Challenge: Rewrite the entries from the start through the line containing "250, 269, 274)", putting "table-header" wherever "column-header" appears and leaving everything else unchanged.

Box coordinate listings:
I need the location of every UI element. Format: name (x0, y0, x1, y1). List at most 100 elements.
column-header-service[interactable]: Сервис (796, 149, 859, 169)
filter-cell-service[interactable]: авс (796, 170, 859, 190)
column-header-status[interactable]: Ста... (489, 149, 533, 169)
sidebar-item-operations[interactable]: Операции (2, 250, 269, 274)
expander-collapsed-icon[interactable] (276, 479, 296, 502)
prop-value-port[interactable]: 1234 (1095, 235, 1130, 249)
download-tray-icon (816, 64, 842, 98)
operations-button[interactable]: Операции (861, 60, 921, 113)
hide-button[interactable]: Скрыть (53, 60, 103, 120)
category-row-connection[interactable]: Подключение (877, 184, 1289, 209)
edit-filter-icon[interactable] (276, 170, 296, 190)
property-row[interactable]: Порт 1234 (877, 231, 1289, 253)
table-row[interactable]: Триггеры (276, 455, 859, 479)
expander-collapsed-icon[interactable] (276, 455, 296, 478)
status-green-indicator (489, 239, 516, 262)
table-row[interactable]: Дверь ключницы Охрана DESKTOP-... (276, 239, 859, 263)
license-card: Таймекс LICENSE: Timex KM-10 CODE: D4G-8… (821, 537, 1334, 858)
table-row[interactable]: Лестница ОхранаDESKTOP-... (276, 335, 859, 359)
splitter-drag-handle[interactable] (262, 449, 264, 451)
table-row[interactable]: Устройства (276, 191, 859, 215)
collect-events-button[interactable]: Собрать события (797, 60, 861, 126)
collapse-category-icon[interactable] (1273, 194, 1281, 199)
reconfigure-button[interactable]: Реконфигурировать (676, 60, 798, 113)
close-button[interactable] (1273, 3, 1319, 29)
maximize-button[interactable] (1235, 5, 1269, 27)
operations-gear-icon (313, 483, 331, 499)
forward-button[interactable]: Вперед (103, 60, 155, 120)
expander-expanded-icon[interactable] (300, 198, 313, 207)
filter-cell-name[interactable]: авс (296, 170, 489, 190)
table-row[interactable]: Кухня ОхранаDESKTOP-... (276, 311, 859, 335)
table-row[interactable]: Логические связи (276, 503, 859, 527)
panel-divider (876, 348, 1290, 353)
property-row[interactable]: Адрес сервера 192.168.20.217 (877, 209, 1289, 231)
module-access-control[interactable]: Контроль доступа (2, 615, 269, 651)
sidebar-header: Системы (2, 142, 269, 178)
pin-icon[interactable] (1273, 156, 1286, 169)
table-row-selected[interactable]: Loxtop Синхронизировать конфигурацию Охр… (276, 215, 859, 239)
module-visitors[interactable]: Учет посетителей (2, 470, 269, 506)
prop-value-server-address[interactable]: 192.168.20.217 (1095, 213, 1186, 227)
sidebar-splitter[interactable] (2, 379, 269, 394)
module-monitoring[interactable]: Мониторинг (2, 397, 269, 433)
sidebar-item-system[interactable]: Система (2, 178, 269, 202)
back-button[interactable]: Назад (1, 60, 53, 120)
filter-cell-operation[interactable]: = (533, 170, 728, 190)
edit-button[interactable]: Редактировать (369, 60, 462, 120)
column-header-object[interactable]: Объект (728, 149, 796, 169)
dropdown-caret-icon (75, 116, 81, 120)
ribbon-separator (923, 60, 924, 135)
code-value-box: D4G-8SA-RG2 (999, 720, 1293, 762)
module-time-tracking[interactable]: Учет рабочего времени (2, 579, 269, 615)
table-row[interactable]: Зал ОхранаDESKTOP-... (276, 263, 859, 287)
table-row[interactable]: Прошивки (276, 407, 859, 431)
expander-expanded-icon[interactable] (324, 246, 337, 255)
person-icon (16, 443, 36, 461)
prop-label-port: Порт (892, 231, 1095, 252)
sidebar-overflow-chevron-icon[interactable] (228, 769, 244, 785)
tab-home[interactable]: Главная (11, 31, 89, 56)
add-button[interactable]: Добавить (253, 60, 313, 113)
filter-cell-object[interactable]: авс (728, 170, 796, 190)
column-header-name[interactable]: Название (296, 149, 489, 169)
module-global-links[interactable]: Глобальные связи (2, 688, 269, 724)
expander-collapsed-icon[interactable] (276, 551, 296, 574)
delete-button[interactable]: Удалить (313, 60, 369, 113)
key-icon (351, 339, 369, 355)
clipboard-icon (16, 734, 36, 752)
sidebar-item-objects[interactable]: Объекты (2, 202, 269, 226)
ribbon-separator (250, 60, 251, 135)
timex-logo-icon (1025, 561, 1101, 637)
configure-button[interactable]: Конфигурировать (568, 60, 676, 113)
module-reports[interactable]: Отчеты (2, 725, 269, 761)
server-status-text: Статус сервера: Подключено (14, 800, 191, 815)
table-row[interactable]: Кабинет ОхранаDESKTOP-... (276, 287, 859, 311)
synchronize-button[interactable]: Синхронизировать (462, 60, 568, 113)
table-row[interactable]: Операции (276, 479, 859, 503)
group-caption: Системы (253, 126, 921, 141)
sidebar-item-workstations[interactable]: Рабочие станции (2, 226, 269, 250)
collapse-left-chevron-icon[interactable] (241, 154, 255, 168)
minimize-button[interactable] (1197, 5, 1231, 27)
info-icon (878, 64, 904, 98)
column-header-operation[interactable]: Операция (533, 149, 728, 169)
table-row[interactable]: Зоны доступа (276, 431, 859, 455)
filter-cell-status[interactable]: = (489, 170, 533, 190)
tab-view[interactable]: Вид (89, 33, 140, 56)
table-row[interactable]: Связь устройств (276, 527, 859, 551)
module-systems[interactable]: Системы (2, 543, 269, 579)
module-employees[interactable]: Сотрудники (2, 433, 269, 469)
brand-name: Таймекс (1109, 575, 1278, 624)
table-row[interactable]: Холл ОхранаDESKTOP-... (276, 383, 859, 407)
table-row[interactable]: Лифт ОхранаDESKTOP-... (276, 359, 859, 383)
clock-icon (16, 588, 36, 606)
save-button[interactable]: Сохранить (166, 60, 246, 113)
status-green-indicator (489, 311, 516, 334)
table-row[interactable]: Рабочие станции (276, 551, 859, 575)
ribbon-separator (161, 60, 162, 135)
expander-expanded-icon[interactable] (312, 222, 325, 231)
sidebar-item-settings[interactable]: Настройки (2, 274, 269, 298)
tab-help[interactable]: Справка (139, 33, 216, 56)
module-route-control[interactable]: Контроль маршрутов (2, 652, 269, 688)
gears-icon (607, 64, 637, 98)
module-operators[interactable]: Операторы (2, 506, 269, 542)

Task response:
I need the location of every UI element. Format: name (x0, y0, x1, y1). List at most 100 elements.
table-header-service[interactable]: Сервис (796, 149, 859, 169)
filter-cell-service[interactable]: авс (796, 170, 859, 190)
table-header-status[interactable]: Ста... (489, 149, 533, 169)
sidebar-item-operations[interactable]: Операции (2, 250, 269, 274)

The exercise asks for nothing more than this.